PROBLEM :: Count only the lines of the records that hold "Mean", then give the number without any other words.

WORKING DATA ::
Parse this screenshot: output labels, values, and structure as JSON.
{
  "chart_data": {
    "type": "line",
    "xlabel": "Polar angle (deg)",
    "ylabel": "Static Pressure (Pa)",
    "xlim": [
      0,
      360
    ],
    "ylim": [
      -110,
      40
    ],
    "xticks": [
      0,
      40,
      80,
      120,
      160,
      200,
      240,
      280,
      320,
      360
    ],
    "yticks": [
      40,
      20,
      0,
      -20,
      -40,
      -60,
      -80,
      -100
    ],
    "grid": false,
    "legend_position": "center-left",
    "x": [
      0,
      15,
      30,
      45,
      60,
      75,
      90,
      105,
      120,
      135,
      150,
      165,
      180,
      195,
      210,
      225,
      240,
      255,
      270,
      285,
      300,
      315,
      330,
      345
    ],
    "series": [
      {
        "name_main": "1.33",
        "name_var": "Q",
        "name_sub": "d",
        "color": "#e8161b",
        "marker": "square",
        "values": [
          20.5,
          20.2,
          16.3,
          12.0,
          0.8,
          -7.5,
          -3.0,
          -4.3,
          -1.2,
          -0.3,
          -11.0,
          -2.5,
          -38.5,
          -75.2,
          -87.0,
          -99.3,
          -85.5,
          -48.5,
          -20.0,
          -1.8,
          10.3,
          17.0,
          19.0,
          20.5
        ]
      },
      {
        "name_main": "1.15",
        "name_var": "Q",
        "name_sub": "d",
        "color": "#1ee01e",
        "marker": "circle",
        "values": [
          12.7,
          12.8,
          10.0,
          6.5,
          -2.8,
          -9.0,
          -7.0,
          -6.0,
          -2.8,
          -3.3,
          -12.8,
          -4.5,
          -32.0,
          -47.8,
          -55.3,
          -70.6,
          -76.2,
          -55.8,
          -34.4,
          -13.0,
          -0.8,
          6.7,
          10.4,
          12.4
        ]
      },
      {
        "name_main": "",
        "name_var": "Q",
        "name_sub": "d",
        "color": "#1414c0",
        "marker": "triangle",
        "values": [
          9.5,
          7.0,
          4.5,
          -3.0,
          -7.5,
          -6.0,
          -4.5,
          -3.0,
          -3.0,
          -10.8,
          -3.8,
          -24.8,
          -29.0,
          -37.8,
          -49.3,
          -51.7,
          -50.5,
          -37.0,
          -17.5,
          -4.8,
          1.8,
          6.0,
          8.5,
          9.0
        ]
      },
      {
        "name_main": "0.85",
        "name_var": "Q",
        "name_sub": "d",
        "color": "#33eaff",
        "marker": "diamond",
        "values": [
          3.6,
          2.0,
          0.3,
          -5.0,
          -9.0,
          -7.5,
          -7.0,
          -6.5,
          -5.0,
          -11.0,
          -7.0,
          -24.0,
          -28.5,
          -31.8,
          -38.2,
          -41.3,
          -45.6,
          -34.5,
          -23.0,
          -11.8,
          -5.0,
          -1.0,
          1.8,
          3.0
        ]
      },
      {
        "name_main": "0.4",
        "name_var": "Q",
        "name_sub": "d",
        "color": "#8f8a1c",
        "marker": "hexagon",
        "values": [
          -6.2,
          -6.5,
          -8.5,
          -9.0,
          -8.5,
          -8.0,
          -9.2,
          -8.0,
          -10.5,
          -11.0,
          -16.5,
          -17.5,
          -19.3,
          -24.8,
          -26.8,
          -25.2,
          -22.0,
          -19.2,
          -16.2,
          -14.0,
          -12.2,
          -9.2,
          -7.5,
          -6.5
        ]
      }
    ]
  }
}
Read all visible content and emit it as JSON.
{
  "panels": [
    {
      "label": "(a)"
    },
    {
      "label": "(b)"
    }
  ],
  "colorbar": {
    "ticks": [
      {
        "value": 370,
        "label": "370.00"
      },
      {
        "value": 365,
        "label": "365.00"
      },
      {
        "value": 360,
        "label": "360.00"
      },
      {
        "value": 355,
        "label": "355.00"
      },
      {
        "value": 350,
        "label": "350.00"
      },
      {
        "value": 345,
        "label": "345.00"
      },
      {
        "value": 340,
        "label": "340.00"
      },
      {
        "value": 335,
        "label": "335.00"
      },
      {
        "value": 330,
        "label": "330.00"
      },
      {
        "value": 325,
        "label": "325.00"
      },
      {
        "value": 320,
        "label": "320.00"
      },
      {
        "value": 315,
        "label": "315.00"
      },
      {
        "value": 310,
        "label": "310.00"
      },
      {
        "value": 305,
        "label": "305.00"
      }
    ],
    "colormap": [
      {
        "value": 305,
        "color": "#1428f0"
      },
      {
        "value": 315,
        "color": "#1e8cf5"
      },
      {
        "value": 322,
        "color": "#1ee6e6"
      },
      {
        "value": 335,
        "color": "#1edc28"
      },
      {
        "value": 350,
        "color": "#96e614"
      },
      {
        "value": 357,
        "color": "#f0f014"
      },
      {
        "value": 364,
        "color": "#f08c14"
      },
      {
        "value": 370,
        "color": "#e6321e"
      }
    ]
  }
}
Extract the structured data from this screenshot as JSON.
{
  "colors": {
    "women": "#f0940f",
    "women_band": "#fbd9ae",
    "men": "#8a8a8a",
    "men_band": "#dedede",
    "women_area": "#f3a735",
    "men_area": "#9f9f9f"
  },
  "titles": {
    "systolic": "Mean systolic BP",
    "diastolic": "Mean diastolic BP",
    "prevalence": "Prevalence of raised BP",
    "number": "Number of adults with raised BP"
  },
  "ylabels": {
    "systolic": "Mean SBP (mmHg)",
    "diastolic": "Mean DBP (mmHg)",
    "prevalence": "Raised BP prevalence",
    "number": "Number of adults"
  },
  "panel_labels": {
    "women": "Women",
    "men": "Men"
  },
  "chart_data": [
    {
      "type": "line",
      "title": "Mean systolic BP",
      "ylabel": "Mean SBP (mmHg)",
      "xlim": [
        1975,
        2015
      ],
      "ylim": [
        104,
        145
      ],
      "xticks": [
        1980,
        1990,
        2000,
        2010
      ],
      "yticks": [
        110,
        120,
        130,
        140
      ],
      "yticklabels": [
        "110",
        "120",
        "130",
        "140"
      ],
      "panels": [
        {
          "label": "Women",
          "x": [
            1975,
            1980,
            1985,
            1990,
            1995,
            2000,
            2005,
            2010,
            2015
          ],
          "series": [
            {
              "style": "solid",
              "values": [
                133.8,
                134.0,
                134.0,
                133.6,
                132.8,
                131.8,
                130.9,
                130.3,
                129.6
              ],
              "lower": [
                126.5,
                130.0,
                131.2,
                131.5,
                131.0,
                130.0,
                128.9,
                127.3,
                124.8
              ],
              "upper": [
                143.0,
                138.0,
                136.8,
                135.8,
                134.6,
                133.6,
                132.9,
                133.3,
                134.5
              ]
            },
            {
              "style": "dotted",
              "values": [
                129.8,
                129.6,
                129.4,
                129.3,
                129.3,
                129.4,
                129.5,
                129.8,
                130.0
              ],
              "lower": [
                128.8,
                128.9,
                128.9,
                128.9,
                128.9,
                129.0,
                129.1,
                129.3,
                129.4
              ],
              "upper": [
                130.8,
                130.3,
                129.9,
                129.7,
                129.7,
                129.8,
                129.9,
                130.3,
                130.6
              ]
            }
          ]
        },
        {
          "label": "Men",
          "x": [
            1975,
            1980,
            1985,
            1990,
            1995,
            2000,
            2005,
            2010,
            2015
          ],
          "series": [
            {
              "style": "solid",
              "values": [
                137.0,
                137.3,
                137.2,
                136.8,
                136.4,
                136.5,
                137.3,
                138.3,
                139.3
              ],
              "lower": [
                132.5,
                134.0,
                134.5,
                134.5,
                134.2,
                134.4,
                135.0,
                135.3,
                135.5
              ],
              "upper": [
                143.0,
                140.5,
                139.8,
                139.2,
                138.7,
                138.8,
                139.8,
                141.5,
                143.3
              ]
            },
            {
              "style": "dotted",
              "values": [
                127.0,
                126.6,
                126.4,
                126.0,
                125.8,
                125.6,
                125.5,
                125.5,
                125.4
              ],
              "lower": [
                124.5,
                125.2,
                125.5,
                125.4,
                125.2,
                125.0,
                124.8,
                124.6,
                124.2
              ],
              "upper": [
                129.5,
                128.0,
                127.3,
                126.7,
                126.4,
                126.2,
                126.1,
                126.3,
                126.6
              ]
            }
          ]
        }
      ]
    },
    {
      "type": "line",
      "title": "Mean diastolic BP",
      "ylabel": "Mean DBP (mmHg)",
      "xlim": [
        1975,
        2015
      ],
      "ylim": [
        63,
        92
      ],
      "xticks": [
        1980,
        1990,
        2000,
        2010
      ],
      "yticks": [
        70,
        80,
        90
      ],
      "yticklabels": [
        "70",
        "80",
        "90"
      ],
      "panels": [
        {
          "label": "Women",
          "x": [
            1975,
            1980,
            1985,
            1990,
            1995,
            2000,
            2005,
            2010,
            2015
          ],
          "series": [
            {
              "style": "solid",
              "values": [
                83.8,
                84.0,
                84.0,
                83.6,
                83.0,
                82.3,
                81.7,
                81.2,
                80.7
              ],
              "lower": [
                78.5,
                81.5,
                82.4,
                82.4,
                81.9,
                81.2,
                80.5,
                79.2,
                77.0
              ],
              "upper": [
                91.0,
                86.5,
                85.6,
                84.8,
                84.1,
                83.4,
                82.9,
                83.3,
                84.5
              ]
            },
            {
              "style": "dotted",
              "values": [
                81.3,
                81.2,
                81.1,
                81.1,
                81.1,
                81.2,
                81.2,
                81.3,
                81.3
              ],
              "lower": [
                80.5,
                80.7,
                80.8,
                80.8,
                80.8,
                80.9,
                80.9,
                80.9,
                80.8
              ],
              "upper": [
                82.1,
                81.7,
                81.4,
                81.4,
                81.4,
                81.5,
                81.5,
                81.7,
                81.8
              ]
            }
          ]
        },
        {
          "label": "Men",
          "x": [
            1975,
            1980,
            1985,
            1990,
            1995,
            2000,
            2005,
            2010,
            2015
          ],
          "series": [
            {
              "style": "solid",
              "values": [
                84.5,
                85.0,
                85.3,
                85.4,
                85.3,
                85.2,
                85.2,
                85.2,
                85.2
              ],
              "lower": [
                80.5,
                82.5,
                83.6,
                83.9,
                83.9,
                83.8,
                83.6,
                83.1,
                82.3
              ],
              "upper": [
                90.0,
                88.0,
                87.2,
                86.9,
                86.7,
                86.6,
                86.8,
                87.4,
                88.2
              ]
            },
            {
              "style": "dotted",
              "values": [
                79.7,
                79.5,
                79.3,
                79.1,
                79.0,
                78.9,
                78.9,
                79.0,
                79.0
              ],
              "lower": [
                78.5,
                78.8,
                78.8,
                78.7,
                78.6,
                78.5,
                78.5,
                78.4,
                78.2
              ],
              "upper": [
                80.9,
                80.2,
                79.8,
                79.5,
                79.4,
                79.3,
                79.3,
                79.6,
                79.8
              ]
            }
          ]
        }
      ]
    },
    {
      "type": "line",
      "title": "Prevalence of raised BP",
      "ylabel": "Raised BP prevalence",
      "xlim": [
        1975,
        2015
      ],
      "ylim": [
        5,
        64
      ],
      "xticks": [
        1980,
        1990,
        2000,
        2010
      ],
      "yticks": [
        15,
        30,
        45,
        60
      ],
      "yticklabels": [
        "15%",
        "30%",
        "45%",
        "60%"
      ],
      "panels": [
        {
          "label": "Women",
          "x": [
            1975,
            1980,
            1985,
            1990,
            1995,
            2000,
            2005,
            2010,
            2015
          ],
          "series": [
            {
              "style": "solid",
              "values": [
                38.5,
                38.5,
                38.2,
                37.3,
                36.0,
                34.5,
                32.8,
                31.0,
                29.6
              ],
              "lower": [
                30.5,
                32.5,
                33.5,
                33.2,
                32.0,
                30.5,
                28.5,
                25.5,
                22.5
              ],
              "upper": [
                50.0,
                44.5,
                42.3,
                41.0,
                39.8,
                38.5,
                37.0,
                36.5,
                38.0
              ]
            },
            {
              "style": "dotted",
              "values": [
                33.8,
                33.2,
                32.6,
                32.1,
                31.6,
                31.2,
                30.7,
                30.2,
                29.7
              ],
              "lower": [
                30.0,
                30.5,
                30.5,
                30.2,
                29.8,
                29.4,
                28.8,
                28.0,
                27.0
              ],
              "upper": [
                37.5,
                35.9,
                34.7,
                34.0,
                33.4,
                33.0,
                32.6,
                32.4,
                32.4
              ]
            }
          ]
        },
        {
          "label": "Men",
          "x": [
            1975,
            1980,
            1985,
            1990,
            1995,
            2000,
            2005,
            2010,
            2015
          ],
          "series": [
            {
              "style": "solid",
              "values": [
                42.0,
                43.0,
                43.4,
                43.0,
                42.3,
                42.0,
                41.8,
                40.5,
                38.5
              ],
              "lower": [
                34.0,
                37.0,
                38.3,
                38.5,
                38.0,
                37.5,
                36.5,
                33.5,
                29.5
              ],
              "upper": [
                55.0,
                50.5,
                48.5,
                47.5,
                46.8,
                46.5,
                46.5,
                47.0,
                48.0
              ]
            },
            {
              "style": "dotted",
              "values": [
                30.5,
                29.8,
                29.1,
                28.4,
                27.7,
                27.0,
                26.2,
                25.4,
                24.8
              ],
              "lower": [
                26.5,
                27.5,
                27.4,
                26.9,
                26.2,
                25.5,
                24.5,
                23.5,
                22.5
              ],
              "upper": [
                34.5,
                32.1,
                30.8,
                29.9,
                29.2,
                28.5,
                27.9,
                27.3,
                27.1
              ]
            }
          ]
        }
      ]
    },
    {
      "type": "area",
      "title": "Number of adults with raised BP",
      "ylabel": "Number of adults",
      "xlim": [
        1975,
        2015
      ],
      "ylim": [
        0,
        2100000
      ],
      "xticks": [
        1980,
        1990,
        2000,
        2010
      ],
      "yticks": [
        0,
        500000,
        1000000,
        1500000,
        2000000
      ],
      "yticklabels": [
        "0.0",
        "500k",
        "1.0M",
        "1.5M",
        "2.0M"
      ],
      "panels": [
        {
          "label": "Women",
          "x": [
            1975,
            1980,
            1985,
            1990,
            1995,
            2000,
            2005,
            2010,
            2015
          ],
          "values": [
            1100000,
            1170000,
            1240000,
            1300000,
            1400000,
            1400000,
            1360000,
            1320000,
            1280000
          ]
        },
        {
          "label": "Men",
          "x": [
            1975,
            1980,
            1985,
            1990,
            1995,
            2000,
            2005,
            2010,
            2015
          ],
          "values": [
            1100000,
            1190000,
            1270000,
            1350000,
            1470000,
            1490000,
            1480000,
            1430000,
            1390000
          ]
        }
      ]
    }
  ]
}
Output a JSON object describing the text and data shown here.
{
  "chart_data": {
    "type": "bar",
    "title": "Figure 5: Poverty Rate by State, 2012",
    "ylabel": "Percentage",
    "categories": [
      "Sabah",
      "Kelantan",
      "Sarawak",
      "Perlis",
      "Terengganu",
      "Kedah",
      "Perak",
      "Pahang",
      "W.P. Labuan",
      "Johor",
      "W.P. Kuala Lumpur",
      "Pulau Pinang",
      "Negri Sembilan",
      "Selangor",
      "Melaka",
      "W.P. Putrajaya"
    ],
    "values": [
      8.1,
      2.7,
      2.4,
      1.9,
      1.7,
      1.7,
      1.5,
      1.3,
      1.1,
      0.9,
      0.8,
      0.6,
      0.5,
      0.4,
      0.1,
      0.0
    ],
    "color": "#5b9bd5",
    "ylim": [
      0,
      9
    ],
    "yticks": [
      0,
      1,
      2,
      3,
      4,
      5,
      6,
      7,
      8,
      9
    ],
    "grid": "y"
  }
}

RESPONSE :: 8